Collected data
================================
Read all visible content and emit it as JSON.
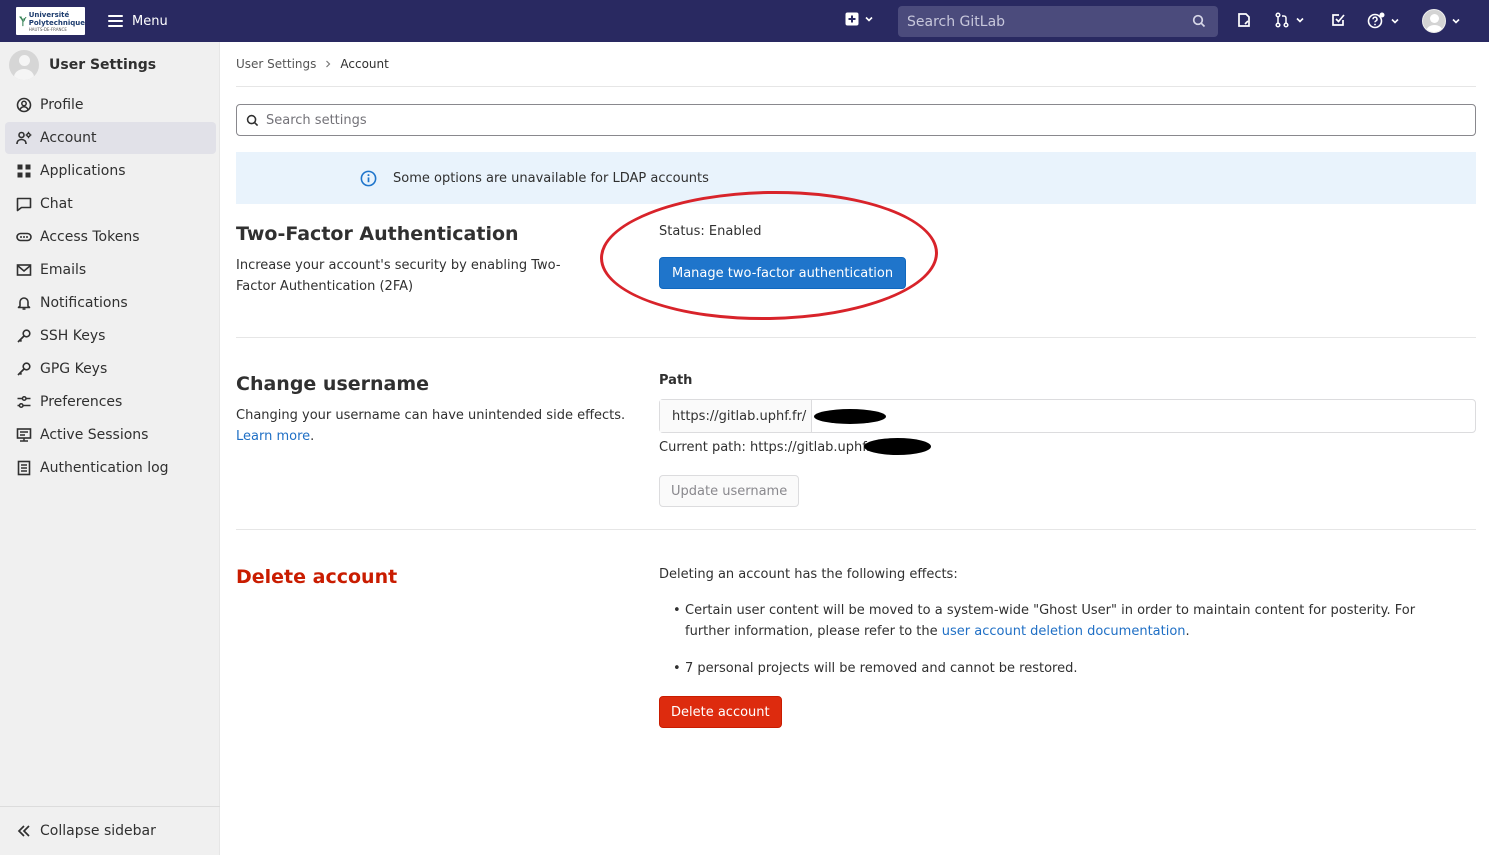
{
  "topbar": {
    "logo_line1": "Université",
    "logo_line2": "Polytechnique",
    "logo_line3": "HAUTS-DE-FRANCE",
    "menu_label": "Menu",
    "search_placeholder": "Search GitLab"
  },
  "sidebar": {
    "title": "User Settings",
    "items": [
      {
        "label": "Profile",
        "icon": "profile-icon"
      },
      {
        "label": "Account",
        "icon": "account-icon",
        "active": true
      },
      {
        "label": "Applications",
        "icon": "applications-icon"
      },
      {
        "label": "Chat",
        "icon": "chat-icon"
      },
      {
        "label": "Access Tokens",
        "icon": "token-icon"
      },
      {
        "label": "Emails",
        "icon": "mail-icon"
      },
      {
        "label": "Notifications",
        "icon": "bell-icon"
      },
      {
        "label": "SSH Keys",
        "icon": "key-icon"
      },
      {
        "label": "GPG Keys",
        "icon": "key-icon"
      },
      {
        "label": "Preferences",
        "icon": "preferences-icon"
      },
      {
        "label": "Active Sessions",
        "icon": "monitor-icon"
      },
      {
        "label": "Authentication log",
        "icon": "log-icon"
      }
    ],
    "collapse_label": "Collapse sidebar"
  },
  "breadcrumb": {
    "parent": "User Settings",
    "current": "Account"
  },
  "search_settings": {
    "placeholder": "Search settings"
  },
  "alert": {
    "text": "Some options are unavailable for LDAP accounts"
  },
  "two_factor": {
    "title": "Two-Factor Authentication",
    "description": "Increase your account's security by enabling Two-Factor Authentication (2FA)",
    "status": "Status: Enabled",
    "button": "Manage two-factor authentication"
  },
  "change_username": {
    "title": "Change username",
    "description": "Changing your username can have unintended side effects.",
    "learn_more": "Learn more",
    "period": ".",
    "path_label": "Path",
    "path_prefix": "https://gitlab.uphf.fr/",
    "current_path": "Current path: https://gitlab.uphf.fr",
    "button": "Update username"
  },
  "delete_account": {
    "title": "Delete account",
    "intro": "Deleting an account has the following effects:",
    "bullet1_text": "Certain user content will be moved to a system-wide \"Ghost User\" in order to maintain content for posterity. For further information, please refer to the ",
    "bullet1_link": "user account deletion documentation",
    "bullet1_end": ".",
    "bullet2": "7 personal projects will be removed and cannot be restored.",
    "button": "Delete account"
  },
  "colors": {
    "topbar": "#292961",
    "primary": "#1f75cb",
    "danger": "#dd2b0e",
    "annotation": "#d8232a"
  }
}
================================
Set the entries down again exactly. Do not include the images.

Read all visible content and emit it as JSON.
{
  "topbar": {
    "logo_line1": "Université",
    "logo_line2": "Polytechnique",
    "logo_line3": "HAUTS-DE-FRANCE",
    "menu_label": "Menu",
    "search_placeholder": "Search GitLab"
  },
  "sidebar": {
    "title": "User Settings",
    "items": [
      {
        "label": "Profile",
        "icon": "profile-icon"
      },
      {
        "label": "Account",
        "icon": "account-icon",
        "active": true
      },
      {
        "label": "Applications",
        "icon": "applications-icon"
      },
      {
        "label": "Chat",
        "icon": "chat-icon"
      },
      {
        "label": "Access Tokens",
        "icon": "token-icon"
      },
      {
        "label": "Emails",
        "icon": "mail-icon"
      },
      {
        "label": "Notifications",
        "icon": "bell-icon"
      },
      {
        "label": "SSH Keys",
        "icon": "key-icon"
      },
      {
        "label": "GPG Keys",
        "icon": "key-icon"
      },
      {
        "label": "Preferences",
        "icon": "preferences-icon"
      },
      {
        "label": "Active Sessions",
        "icon": "monitor-icon"
      },
      {
        "label": "Authentication log",
        "icon": "log-icon"
      }
    ],
    "collapse_label": "Collapse sidebar"
  },
  "breadcrumb": {
    "parent": "User Settings",
    "current": "Account"
  },
  "search_settings": {
    "placeholder": "Search settings"
  },
  "alert": {
    "text": "Some options are unavailable for LDAP accounts"
  },
  "two_factor": {
    "title": "Two-Factor Authentication",
    "description": "Increase your account's security by enabling Two-Factor Authentication (2FA)",
    "status": "Status: Enabled",
    "button": "Manage two-factor authentication"
  },
  "change_username": {
    "title": "Change username",
    "description": "Changing your username can have unintended side effects.",
    "learn_more": "Learn more",
    "period": ".",
    "path_label": "Path",
    "path_prefix": "https://gitlab.uphf.fr/",
    "current_path": "Current path: https://gitlab.uphf.fr",
    "button": "Update username"
  },
  "delete_account": {
    "title": "Delete account",
    "intro": "Deleting an account has the following effects:",
    "bullet1_text": "Certain user content will be moved to a system-wide \"Ghost User\" in order to maintain content for posterity. For further information, please refer to the ",
    "bullet1_link": "user account deletion documentation",
    "bullet1_end": ".",
    "bullet2": "7 personal projects will be removed and cannot be restored.",
    "button": "Delete account"
  },
  "colors": {
    "topbar": "#292961",
    "primary": "#1f75cb",
    "danger": "#dd2b0e",
    "annotation": "#d8232a"
  }
}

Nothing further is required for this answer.